● What is asked
Check each line of the material below, and copy it if it holds the string "Engineering".
::::::::::
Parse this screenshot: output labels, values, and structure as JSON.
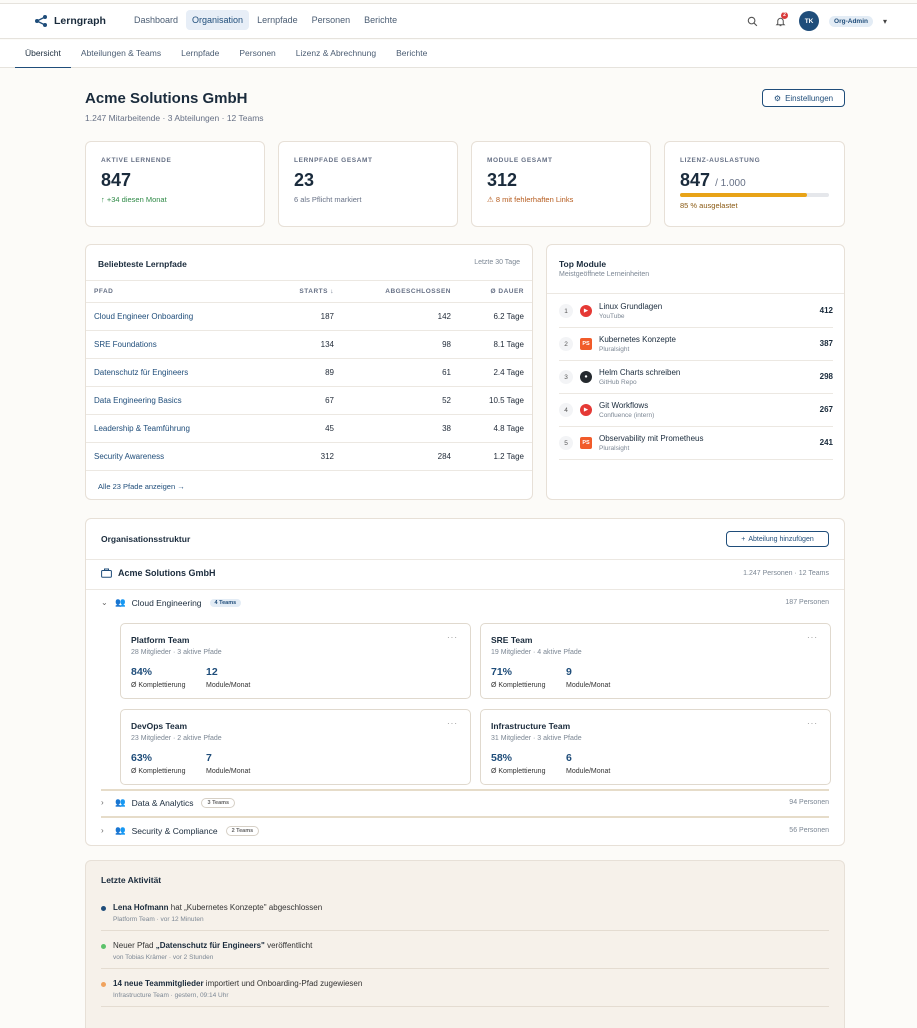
{
  "app": {
    "name": "Lerngraph"
  },
  "nav": [
    "Dashboard",
    "Organisation",
    "Lernpfade",
    "Personen",
    "Berichte"
  ],
  "notifications": {
    "count": "2"
  },
  "user": {
    "initials": "TK",
    "role": "Org-Admin"
  },
  "subnav": [
    "Übersicht",
    "Abteilungen & Teams",
    "Lernpfade",
    "Personen",
    "Lizenz & Abrechnung",
    "Berichte"
  ],
  "org": {
    "name": "Acme Solutions GmbH",
    "summary": [
      "1.247 Mitarbeitende",
      "3 Abteilungen",
      "12 Teams"
    ],
    "settings_label": "Einstellungen"
  },
  "stats": [
    {
      "label": "AKTIVE LERNENDE",
      "value": "847",
      "note": "+34 diesen Monat"
    },
    {
      "label": "LERNPFADE GESAMT",
      "value": "23",
      "note": "6 als Pflicht markiert"
    },
    {
      "label": "MODULE GESAMT",
      "value": "312",
      "note": "8 mit fehlerhaften Links"
    },
    {
      "label": "LIZENZ-AUSLASTUNG",
      "value": "847",
      "total": "/ 1.000",
      "progress_fraction": 0.85,
      "note": "85 % ausgelastet"
    }
  ],
  "popular_paths": {
    "title": "Beliebteste Lernpfade",
    "period": "Letzte 30 Tage",
    "columns": [
      "PFAD",
      "STARTS ↓",
      "ABGESCHLOSSEN",
      "Ø DAUER"
    ],
    "rows": [
      [
        "Cloud Engineer Onboarding",
        "187",
        "142",
        "6.2 Tage"
      ],
      [
        "SRE Foundations",
        "134",
        "98",
        "8.1 Tage"
      ],
      [
        "Datenschutz für Engineers",
        "89",
        "61",
        "2.4 Tage"
      ],
      [
        "Data Engineering Basics",
        "67",
        "52",
        "10.5 Tage"
      ],
      [
        "Leadership & Teamführung",
        "45",
        "38",
        "4.8 Tage"
      ],
      [
        "Security Awareness",
        "312",
        "284",
        "1.2 Tage"
      ]
    ],
    "more_link": "Alle 23 Pfade anzeigen →"
  },
  "top_modules": {
    "title": "Top Module",
    "subtitle": "Meistgeöffnete Lerneinheiten",
    "items": [
      {
        "rank": "1",
        "title": "Linux Grundlagen",
        "source": "YouTube",
        "count": "412",
        "icon": "youtube-icon"
      },
      {
        "rank": "2",
        "title": "Kubernetes Konzepte",
        "source": "Pluralsight",
        "count": "387",
        "icon": "pluralsight-icon",
        "icon_text": "PS"
      },
      {
        "rank": "3",
        "title": "Helm Charts schreiben",
        "source": "GitHub Repo",
        "count": "298",
        "icon": "github-icon"
      },
      {
        "rank": "4",
        "title": "Git Workflows",
        "source": "Confluence (intern)",
        "count": "267",
        "icon": "youtube-icon"
      },
      {
        "rank": "5",
        "title": "Observability mit Prometheus",
        "source": "Pluralsight",
        "count": "241",
        "icon": "pluralsight-icon",
        "icon_text": "PS"
      }
    ]
  },
  "structure": {
    "title": "Organisationsstruktur",
    "add_label": "Abteilung hinzufügen",
    "root": {
      "name": "Acme Solutions GmbH",
      "meta": "1.247 Personen · 12 Teams"
    },
    "departments": [
      {
        "name": "Cloud Engineering",
        "teams_label": "4 Teams",
        "people": "187 Personen",
        "expanded": true,
        "teams": [
          {
            "name": "Platform Team",
            "sub": "28 Mitglieder · 3 aktive Pfade",
            "completion": "84%",
            "completion_label": "Ø Komplettierung",
            "modules": "12",
            "modules_label": "Module/Monat"
          },
          {
            "name": "SRE Team",
            "sub": "19 Mitglieder · 4 aktive Pfade",
            "completion": "71%",
            "completion_label": "Ø Komplettierung",
            "modules": "9",
            "modules_label": "Module/Monat"
          },
          {
            "name": "DevOps Team",
            "sub": "23 Mitglieder · 2 aktive Pfade",
            "completion": "63%",
            "completion_label": "Ø Komplettierung",
            "modules": "7",
            "modules_label": "Module/Monat"
          },
          {
            "name": "Infrastructure Team",
            "sub": "31 Mitglieder · 3 aktive Pfade",
            "completion": "58%",
            "completion_label": "Ø Komplettierung",
            "modules": "6",
            "modules_label": "Module/Monat"
          }
        ]
      },
      {
        "name": "Data & Analytics",
        "teams_label": "3 Teams",
        "people": "94 Personen",
        "expanded": false
      },
      {
        "name": "Security & Compliance",
        "teams_label": "2 Teams",
        "people": "56 Personen",
        "expanded": false
      }
    ]
  },
  "activity": {
    "title": "Letzte Aktivität",
    "items": [
      {
        "pre": "",
        "bold": "Lena Hofmann",
        "post": " hat „Kubernetes Konzepte\" abgeschlossen",
        "meta": "Platform Team · vor 12 Minuten",
        "color": "#1f4d7a"
      },
      {
        "pre": "Neuer Pfad ",
        "bold": "„Datenschutz für Engineers\"",
        "post": " veröffentlicht",
        "meta": "von Tobias Krämer · vor 2 Stunden",
        "color": "#5cc26a"
      },
      {
        "pre": "",
        "bold": "14 neue Teammitglieder",
        "post": " importiert und Onboarding-Pfad zugewiesen",
        "meta": "Infrastructure Team · gestern, 09:14 Uhr",
        "color": "#f0a35e"
      }
    ]
  },
  "colors": {
    "accent": "#1f4d7a",
    "warning": "#e8a317",
    "success": "#2f8a47"
  }
}
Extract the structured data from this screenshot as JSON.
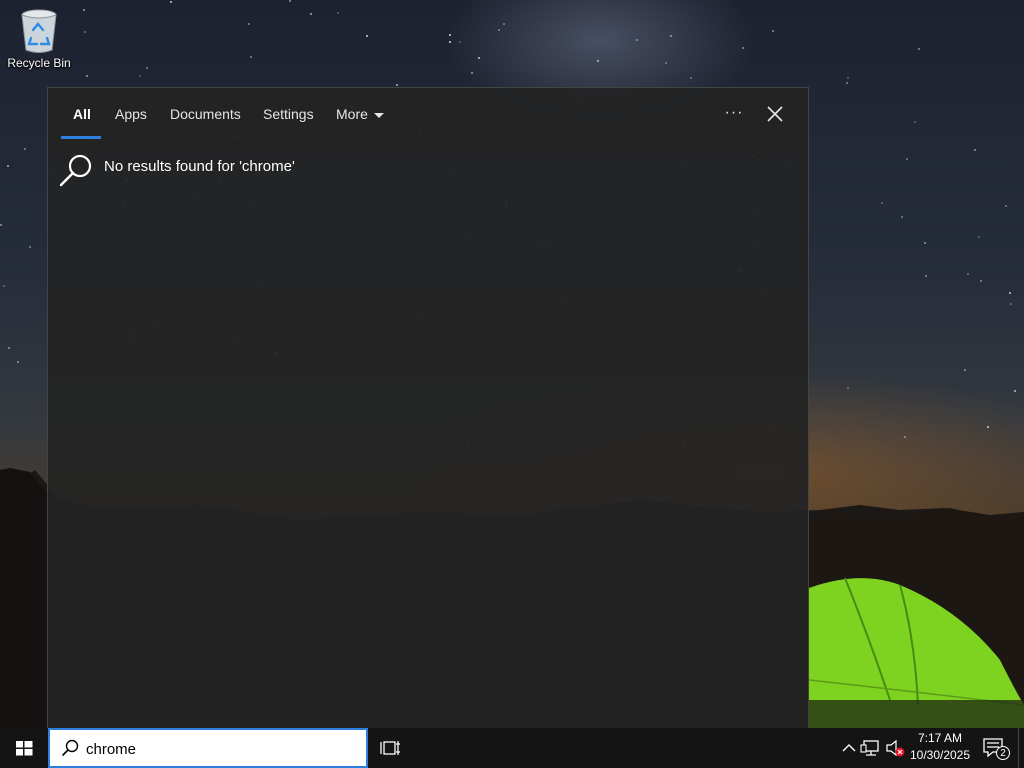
{
  "desktop": {
    "icons": [
      {
        "label": "Recycle Bin",
        "icon": "recycle-bin-icon"
      }
    ]
  },
  "search_panel": {
    "tabs": [
      {
        "label": "All",
        "active": true
      },
      {
        "label": "Apps",
        "active": false
      },
      {
        "label": "Documents",
        "active": false
      },
      {
        "label": "Settings",
        "active": false
      },
      {
        "label": "More",
        "active": false
      }
    ],
    "options_label": "···",
    "options_icon": "more-options-icon",
    "close_icon": "close-icon",
    "no_results_text": "No results found for 'chrome'",
    "no_results_icon": "search-icon",
    "accent_color": "#2f7fe0"
  },
  "taskbar": {
    "start_icon": "windows-logo-icon",
    "search": {
      "value": "chrome",
      "icon": "search-icon"
    },
    "task_view_icon": "task-view-icon",
    "tray": {
      "icons": [
        "chevron-up-icon",
        "network-icon",
        "volume-muted-icon"
      ],
      "time": "7:17 AM",
      "date": "10/30/2025",
      "notification_count": "2",
      "notification_icon": "action-center-icon"
    }
  }
}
::::::::::
● Answer in full
        "Data Engineering Basics",
        "name": "Cloud Engineering",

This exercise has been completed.